--- start of Provided information ---

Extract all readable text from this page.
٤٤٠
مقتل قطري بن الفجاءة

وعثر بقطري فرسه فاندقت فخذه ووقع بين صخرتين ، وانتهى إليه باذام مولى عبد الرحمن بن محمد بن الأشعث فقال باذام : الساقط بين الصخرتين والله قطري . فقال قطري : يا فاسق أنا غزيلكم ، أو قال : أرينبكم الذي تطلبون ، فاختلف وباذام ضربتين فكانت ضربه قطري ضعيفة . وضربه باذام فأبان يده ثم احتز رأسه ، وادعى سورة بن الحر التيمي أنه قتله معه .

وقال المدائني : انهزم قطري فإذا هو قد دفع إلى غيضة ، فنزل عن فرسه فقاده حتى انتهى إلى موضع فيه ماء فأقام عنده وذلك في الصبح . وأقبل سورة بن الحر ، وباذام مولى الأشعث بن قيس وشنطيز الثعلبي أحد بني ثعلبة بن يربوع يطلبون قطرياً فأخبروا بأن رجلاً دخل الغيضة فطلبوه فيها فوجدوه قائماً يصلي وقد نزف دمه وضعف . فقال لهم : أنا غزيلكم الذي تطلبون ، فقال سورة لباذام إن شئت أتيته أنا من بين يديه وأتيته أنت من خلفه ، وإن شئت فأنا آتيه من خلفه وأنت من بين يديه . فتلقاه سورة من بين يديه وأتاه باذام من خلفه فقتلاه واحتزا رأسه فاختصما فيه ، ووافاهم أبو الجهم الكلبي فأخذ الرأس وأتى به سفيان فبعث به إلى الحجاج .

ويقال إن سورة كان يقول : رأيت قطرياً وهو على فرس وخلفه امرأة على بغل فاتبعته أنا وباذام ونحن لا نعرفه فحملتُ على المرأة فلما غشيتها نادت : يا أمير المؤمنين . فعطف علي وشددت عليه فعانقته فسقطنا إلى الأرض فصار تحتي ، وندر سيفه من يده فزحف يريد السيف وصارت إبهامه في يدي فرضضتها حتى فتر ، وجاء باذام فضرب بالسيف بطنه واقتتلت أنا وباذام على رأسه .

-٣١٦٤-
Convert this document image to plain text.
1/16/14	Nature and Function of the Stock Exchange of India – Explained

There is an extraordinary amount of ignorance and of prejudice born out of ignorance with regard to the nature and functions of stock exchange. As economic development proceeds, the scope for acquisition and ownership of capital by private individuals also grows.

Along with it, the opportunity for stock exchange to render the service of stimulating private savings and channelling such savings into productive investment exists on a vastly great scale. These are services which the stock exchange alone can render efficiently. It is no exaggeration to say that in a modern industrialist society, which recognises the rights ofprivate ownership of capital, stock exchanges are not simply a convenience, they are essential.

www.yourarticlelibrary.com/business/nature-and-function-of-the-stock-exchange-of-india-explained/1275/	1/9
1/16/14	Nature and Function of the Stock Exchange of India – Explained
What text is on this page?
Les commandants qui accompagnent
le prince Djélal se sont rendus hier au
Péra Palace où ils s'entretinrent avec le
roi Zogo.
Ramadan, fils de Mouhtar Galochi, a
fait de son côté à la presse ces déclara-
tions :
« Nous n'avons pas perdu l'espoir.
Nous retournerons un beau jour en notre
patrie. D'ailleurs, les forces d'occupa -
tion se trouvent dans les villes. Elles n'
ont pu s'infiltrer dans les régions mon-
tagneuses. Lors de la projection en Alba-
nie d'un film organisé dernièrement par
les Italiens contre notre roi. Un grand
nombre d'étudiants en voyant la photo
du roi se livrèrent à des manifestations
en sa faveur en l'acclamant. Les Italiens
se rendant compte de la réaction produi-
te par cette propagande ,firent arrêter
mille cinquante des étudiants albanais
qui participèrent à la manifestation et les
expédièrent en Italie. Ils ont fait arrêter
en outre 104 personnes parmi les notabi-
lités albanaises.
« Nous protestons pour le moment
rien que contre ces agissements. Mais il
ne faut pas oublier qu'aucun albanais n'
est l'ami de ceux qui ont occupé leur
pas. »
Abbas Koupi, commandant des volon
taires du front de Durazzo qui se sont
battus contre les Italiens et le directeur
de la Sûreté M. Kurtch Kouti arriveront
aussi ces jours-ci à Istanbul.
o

--- end of Provided information ---

Exercise: Locate all lines holding the word "Nous", then copy them out.

Answer:
« Nous n'avons pas perdu l'espoir.
Nous retournerons un beau jour en notre
« Nous protestons pour le moment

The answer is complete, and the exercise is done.